**Source data:**
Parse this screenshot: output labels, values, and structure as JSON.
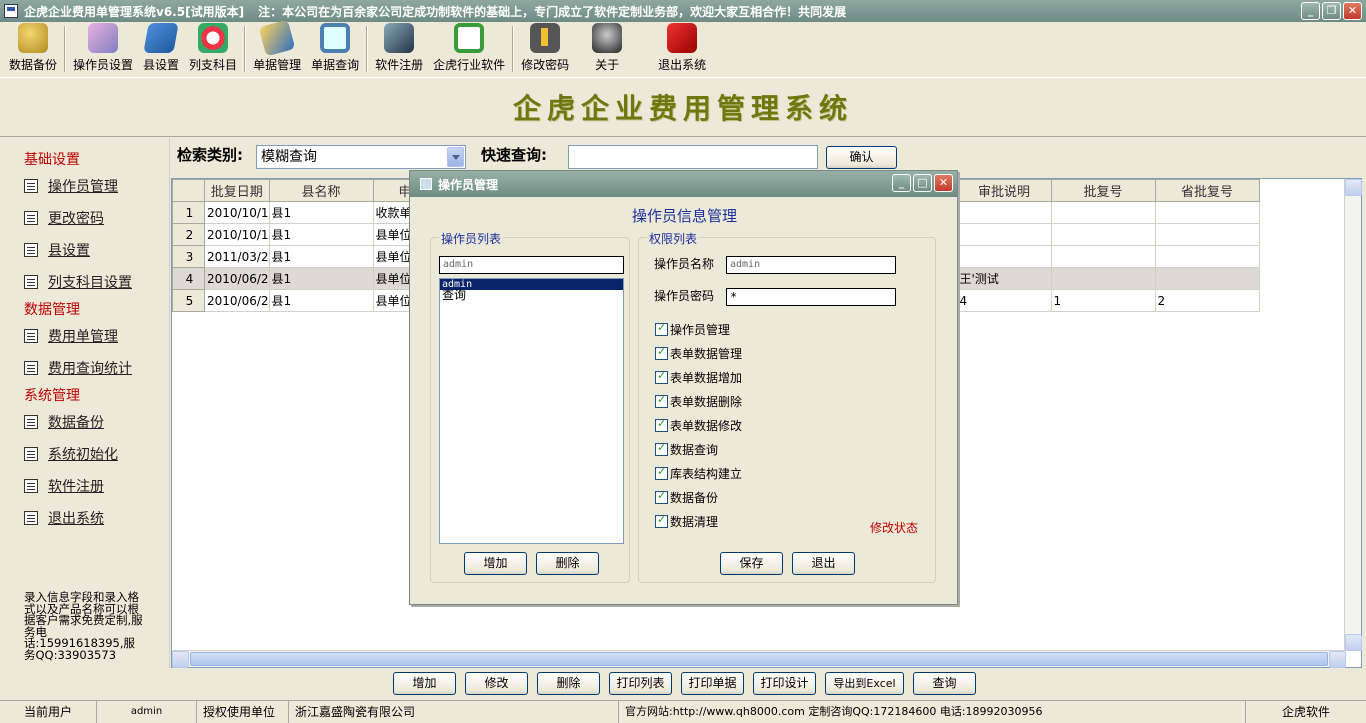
{
  "window": {
    "title": "企虎企业费用单管理系统v6.5[试用版本]",
    "notice": "注：本公司在为百余家公司定成功制软件的基础上，专门成立了软件定制业务部，欢迎大家互相合作！共同发展"
  },
  "toolbar": [
    {
      "label": "数据备份",
      "icon": "database-icon"
    },
    {
      "label": "操作员设置",
      "icon": "user-settings-icon"
    },
    {
      "label": "县设置",
      "icon": "county-icon"
    },
    {
      "label": "列支科目",
      "icon": "subject-icon"
    },
    {
      "label": "单据管理",
      "icon": "document-icon"
    },
    {
      "label": "单据查询",
      "icon": "magnifier-icon"
    },
    {
      "label": "软件注册",
      "icon": "register-icon"
    },
    {
      "label": "企虎行业软件",
      "icon": "refresh-icon"
    },
    {
      "label": "修改密码",
      "icon": "key-icon"
    },
    {
      "label": "关于",
      "icon": "about-icon"
    },
    {
      "label": "退出系统",
      "icon": "exit-icon"
    }
  ],
  "banner": "企虎企业费用管理系统",
  "sidebar": {
    "groups": [
      {
        "title": "基础设置",
        "items": [
          "操作员管理",
          "更改密码",
          "县设置",
          "列支科目设置"
        ]
      },
      {
        "title": "数据管理",
        "items": [
          "费用单管理",
          "费用查询统计"
        ]
      },
      {
        "title": "系统管理",
        "items": [
          "数据备份",
          "系统初始化",
          "软件注册",
          "退出系统"
        ]
      }
    ],
    "promo": "录入信息字段和录入格式以及产品名称可以根据客户需求免费定制,服务电话:15991618395,服务QQ:33903573"
  },
  "search": {
    "category_label": "检索类别:",
    "category_value": "模糊查询",
    "quick_label": "快速查询:",
    "quick_value": "",
    "confirm_label": "确认"
  },
  "grid": {
    "columns_left": [
      "批复日期",
      "县名称",
      "申"
    ],
    "columns_right": [
      "审批说明",
      "批复号",
      "省批复号"
    ],
    "rows": [
      {
        "n": "1",
        "date": "2010/10/1",
        "county": "县1",
        "app": "收款单",
        "note": "",
        "reply": "",
        "prov": ""
      },
      {
        "n": "2",
        "date": "2010/10/1",
        "county": "县1",
        "app": "县单位",
        "note": "",
        "reply": "",
        "prov": ""
      },
      {
        "n": "3",
        "date": "2011/03/2",
        "county": "县1",
        "app": "县单位",
        "note": "",
        "reply": "",
        "prov": ""
      },
      {
        "n": "4",
        "date": "2010/06/2",
        "county": "县1",
        "app": "县单位",
        "note": "王'测试",
        "reply": "",
        "prov": ""
      },
      {
        "n": "5",
        "date": "2010/06/2",
        "county": "县1",
        "app": "县单位",
        "note": "4",
        "reply": "1",
        "prov": "2"
      }
    ],
    "selected_row": 4
  },
  "bottom_buttons": [
    "增加",
    "修改",
    "删除",
    "打印列表",
    "打印单据",
    "打印设计",
    "导出到Excel",
    "查询"
  ],
  "statusbar": {
    "current_user_label": "当前用户",
    "current_user": "admin",
    "licensed_label": "授权使用单位",
    "licensed_to": "浙江嘉盛陶瓷有限公司",
    "website": "官方网站:http://www.qh8000.com 定制咨询QQ:172184600 电话:18992030956",
    "brand": "企虎软件"
  },
  "dialog": {
    "title": "操作员管理",
    "heading": "操作员信息管理",
    "list_legend": "操作员列表",
    "list_filter": "admin",
    "list_items": [
      "admin",
      "查询"
    ],
    "selected_item": "admin",
    "add_label": "增加",
    "delete_label": "删除",
    "perm_legend": "权限列表",
    "name_label": "操作员名称",
    "name_value": "admin",
    "pwd_label": "操作员密码",
    "pwd_value": "*",
    "permissions": [
      "操作员管理",
      "表单数据管理",
      "表单数据增加",
      "表单数据删除",
      "表单数据修改",
      "数据查询",
      "库表结构建立",
      "数据备份",
      "数据清理"
    ],
    "status_text": "修改状态",
    "save_label": "保存",
    "exit_label": "退出"
  }
}
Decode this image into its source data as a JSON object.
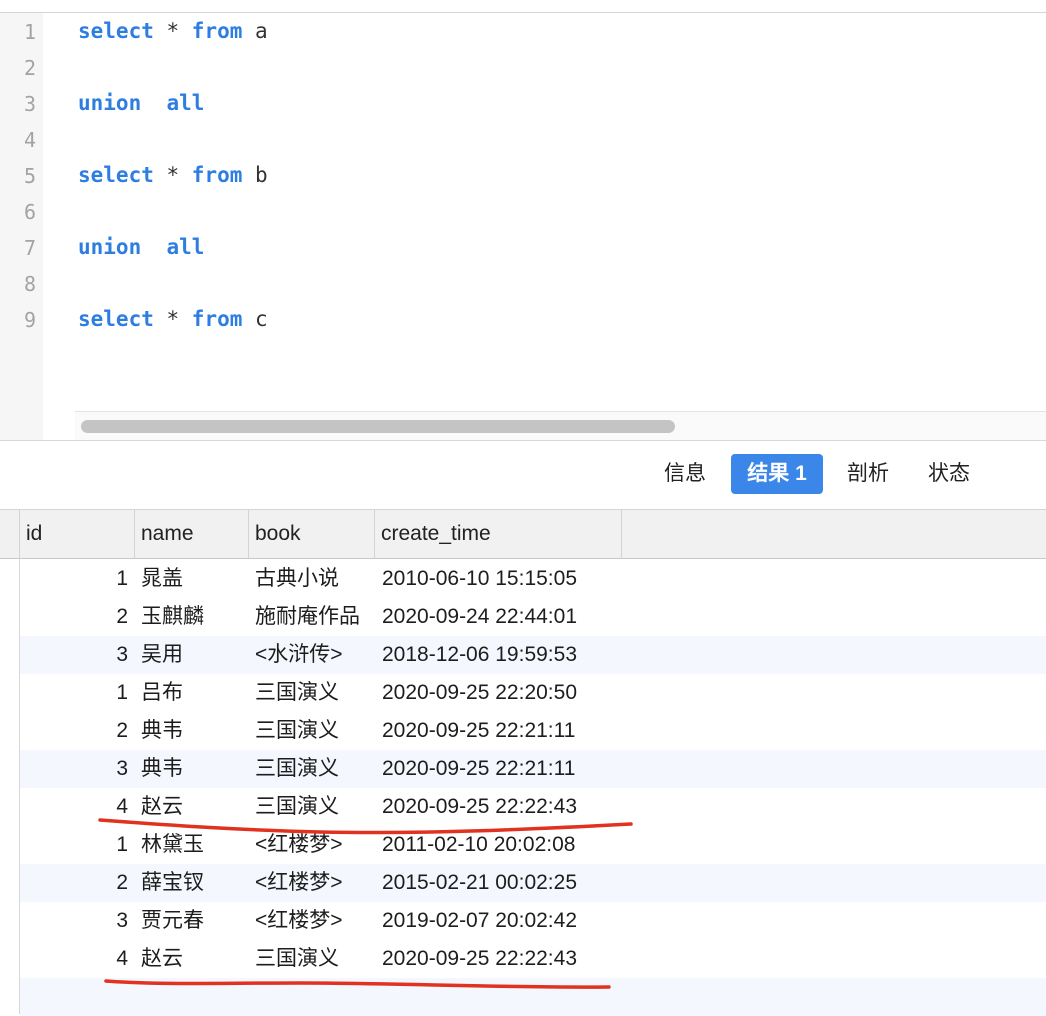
{
  "editor": {
    "lines": [
      {
        "num": "1",
        "tokens": [
          {
            "t": "select",
            "kw": true
          },
          {
            "t": " * ",
            "kw": false
          },
          {
            "t": "from",
            "kw": true
          },
          {
            "t": " a",
            "kw": false
          }
        ]
      },
      {
        "num": "2",
        "tokens": []
      },
      {
        "num": "3",
        "tokens": [
          {
            "t": "union",
            "kw": true
          },
          {
            "t": "  ",
            "kw": false
          },
          {
            "t": "all",
            "kw": true
          }
        ]
      },
      {
        "num": "4",
        "tokens": []
      },
      {
        "num": "5",
        "tokens": [
          {
            "t": "select",
            "kw": true
          },
          {
            "t": " * ",
            "kw": false
          },
          {
            "t": "from",
            "kw": true
          },
          {
            "t": " b",
            "kw": false
          }
        ]
      },
      {
        "num": "6",
        "tokens": []
      },
      {
        "num": "7",
        "tokens": [
          {
            "t": "union",
            "kw": true
          },
          {
            "t": "  ",
            "kw": false
          },
          {
            "t": "all",
            "kw": true
          }
        ]
      },
      {
        "num": "8",
        "tokens": []
      },
      {
        "num": "9",
        "tokens": [
          {
            "t": "select",
            "kw": true
          },
          {
            "t": " * ",
            "kw": false
          },
          {
            "t": "from",
            "kw": true
          },
          {
            "t": " c",
            "kw": false
          }
        ]
      }
    ]
  },
  "tabs": [
    {
      "label": "信息",
      "active": false
    },
    {
      "label": "结果 1",
      "active": true
    },
    {
      "label": "剖析",
      "active": false
    },
    {
      "label": "状态",
      "active": false
    }
  ],
  "grid": {
    "columns": [
      "id",
      "name",
      "book",
      "create_time"
    ],
    "rows": [
      [
        "1",
        "晁盖",
        "古典小说",
        "2010-06-10 15:15:05"
      ],
      [
        "2",
        "玉麒麟",
        "施耐庵作品",
        "2020-09-24 22:44:01"
      ],
      [
        "3",
        "吴用",
        "<水浒传>",
        "2018-12-06 19:59:53"
      ],
      [
        "1",
        "吕布",
        "三国演义",
        "2020-09-25 22:20:50"
      ],
      [
        "2",
        "典韦",
        "三国演义",
        "2020-09-25 22:21:11"
      ],
      [
        "3",
        "典韦",
        "三国演义",
        "2020-09-25 22:21:11"
      ],
      [
        "4",
        "赵云",
        "三国演义",
        "2020-09-25 22:22:43"
      ],
      [
        "1",
        "林黛玉",
        "<红楼梦>",
        "2011-02-10 20:02:08"
      ],
      [
        "2",
        "薛宝钗",
        "<红楼梦>",
        "2015-02-21 00:02:25"
      ],
      [
        "3",
        "贾元春",
        "<红楼梦>",
        "2019-02-07 20:02:42"
      ],
      [
        "4",
        "赵云",
        "三国演义",
        "2020-09-25 22:22:43"
      ]
    ]
  },
  "colors": {
    "keyword": "#2d7ee0",
    "active_tab": "#3b86e9",
    "annotation": "#e0321f",
    "row_stripe": "#f4f7fd"
  }
}
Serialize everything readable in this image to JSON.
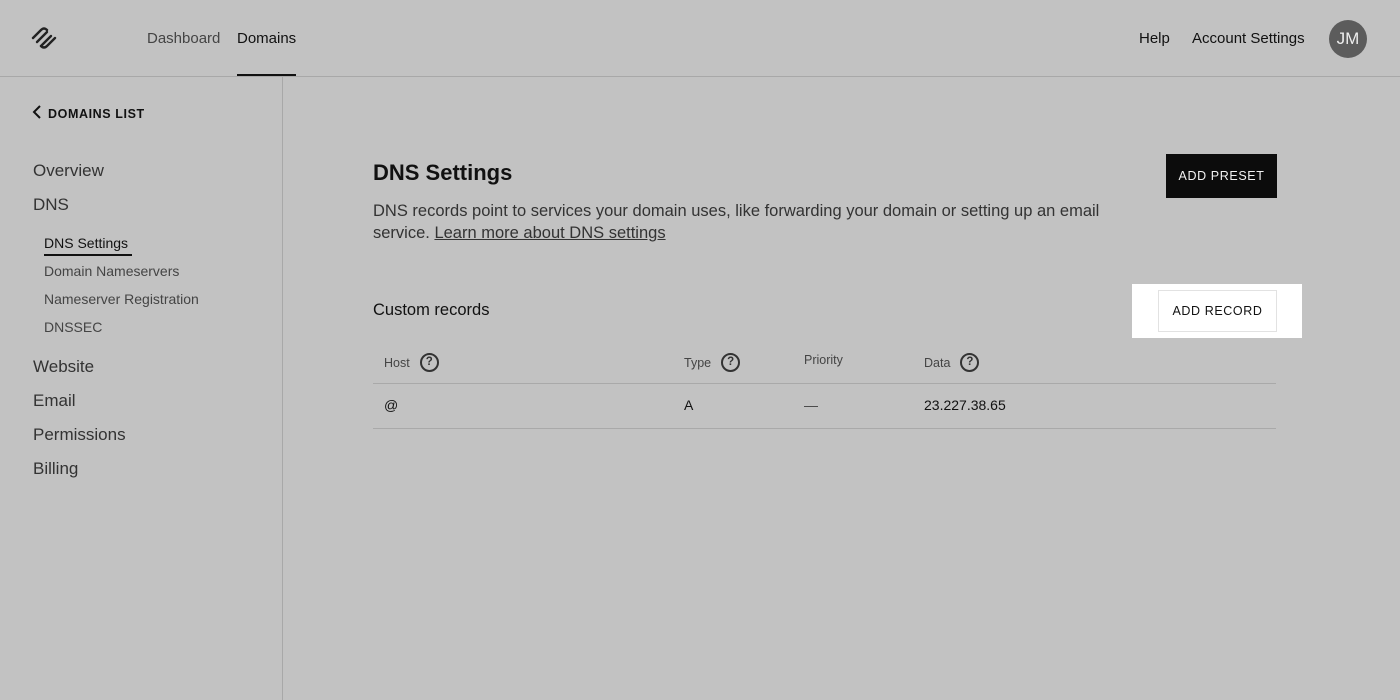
{
  "topnav": {
    "links": [
      "Dashboard",
      "Domains"
    ],
    "active": "Domains",
    "right_links": [
      "Help",
      "Account Settings"
    ],
    "avatar_initials": "JM"
  },
  "sidebar": {
    "back_label": "DOMAINS LIST",
    "sections": [
      "Overview",
      "DNS"
    ],
    "dns_items": [
      "DNS Settings",
      "Domain Nameservers",
      "Nameserver Registration",
      "DNSSEC"
    ],
    "more_sections": [
      "Website",
      "Email",
      "Permissions",
      "Billing"
    ]
  },
  "main": {
    "title": "DNS Settings",
    "description": "DNS records point to services your domain uses, like forwarding your domain or setting up an email service.",
    "learn_more": "Learn more about DNS settings",
    "add_preset_label": "ADD PRESET",
    "custom_records_title": "Custom records",
    "add_record_label": "ADD RECORD",
    "table": {
      "headers": [
        "Host",
        "Type",
        "Priority",
        "Data"
      ],
      "rows": [
        [
          "@",
          "A",
          "—",
          "23.227.38.65"
        ]
      ]
    }
  },
  "colors": {
    "background": "#c2c2c2",
    "primary_button": "#0c0c0c",
    "highlight": "#ffffff"
  }
}
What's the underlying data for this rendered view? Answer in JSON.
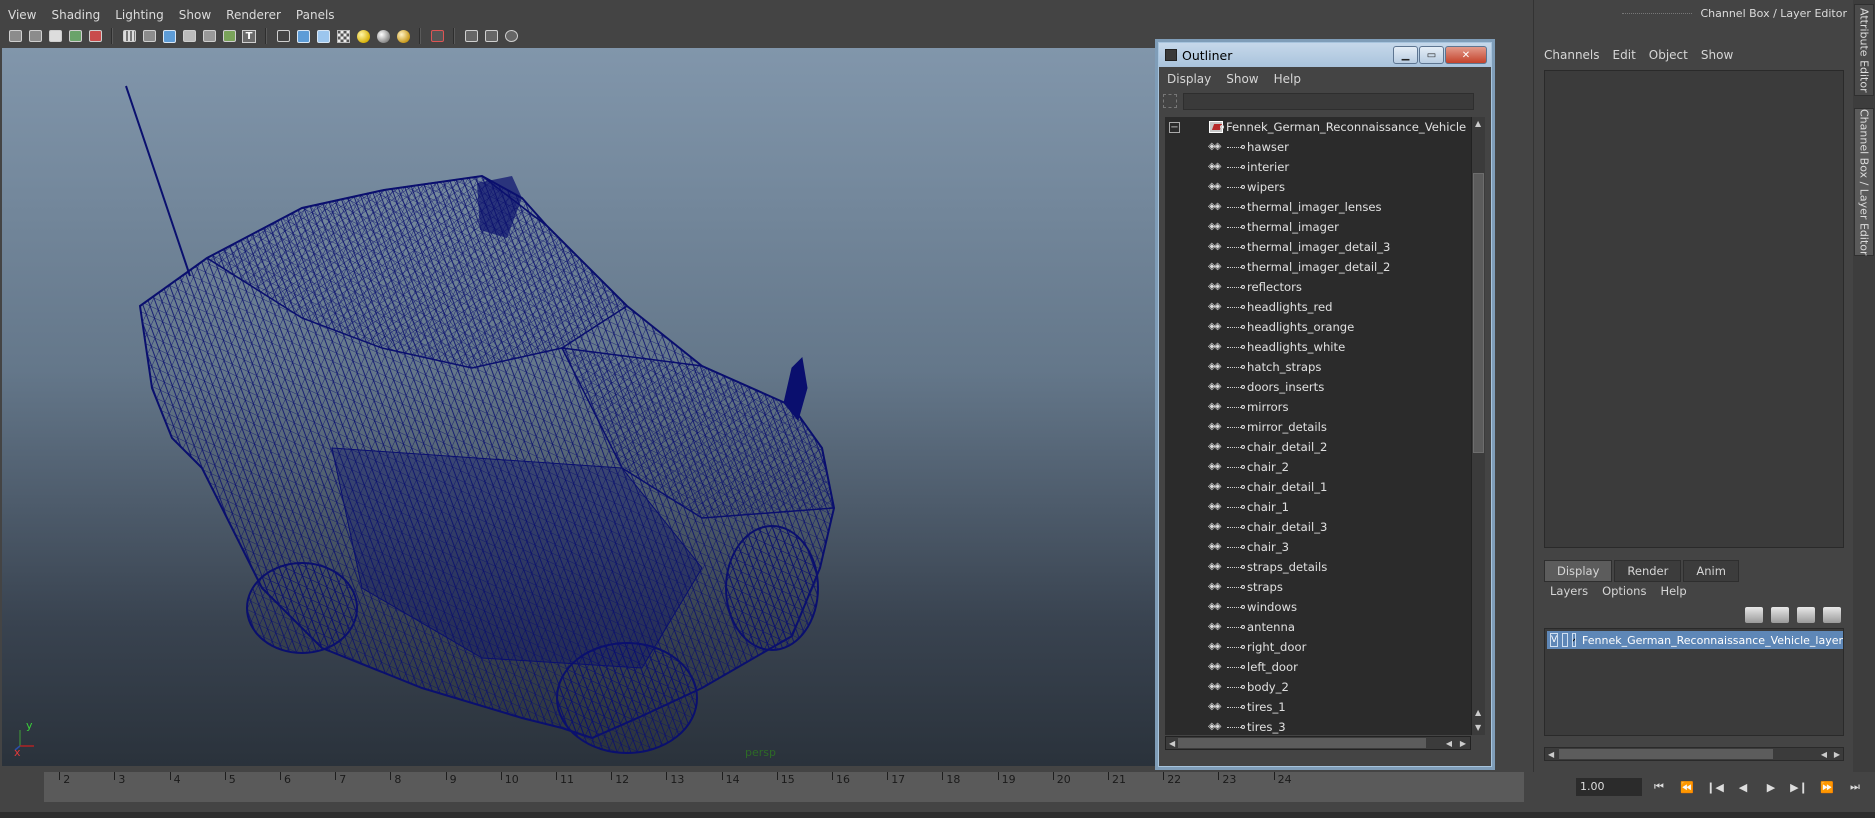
{
  "panel_menu": [
    "View",
    "Shading",
    "Lighting",
    "Show",
    "Renderer",
    "Panels"
  ],
  "toolbar_icons": [
    "camera-icon",
    "camera-attributes-icon",
    "bookmark-icon",
    "image-plane-icon",
    "2d-pan-icon",
    "grid-icon",
    "film-gate-icon",
    "resolution-gate-icon",
    "gate-mask-icon",
    "field-chart-icon",
    "safe-action-icon",
    "safe-title-icon",
    "wireframe-icon",
    "smooth-shade-icon",
    "wireframe-on-shaded-icon",
    "textured-icon",
    "use-all-lights-icon",
    "shadows-icon",
    "isolate-select-icon",
    "xray-icon",
    "xray-joints-icon",
    "backface-culling-icon"
  ],
  "viewport": {
    "camera_label": "persp",
    "axis_x": "x",
    "axis_y": "y"
  },
  "outliner": {
    "title": "Outliner",
    "menu": [
      "Display",
      "Show",
      "Help"
    ],
    "filter_value": "",
    "root": "Fennek_German_Reconnaissance_Vehicle",
    "children": [
      "hawser",
      "interier",
      "wipers",
      "thermal_imager_lenses",
      "thermal_imager",
      "thermal_imager_detail_3",
      "thermal_imager_detail_2",
      "reflectors",
      "headlights_red",
      "headlights_orange",
      "headlights_white",
      "hatch_straps",
      "doors_inserts",
      "mirrors",
      "mirror_details",
      "chair_detail_2",
      "chair_2",
      "chair_detail_1",
      "chair_1",
      "chair_detail_3",
      "chair_3",
      "straps_details",
      "straps",
      "windows",
      "antenna",
      "right_door",
      "left_door",
      "body_2",
      "tires_1",
      "tires_3"
    ]
  },
  "right_panel": {
    "header": "Channel Box / Layer Editor",
    "channel_menu": [
      "Channels",
      "Edit",
      "Object",
      "Show"
    ],
    "layer_tabs": [
      "Display",
      "Render",
      "Anim"
    ],
    "active_layer_tab": "Display",
    "layer_menu": [
      "Layers",
      "Options",
      "Help"
    ],
    "layer": {
      "visibility": "V",
      "name": "Fennek_German_Reconnaissance_Vehicle_layer"
    }
  },
  "side_tabs": [
    "Attribute Editor",
    "Channel Box / Layer Editor"
  ],
  "timeline": {
    "frames": [
      "2",
      "3",
      "4",
      "5",
      "6",
      "7",
      "8",
      "9",
      "10",
      "11",
      "12",
      "13",
      "14",
      "15",
      "16",
      "17",
      "18",
      "19",
      "20",
      "21",
      "22",
      "23",
      "24"
    ],
    "current_frame": "1.00",
    "playback_buttons": [
      "go-to-start-icon",
      "step-back-key-icon",
      "step-back-frame-icon",
      "play-backwards-icon",
      "play-forwards-icon",
      "step-forward-frame-icon",
      "step-forward-key-icon",
      "go-to-end-icon"
    ]
  },
  "colors": {
    "wireframe": "#0a0f6e",
    "viewport_top": "#8196ab",
    "viewport_bottom": "#2a323b",
    "layer_selected": "#5e87b7",
    "outliner_frame": "#a9c3dc"
  }
}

**What is needed:**
Read the entries and select each line where the word "step" is found.

**Exercise answer:**
      "step-back-key-icon",
      "step-back-frame-icon",
      "step-forward-frame-icon",
      "step-forward-key-icon",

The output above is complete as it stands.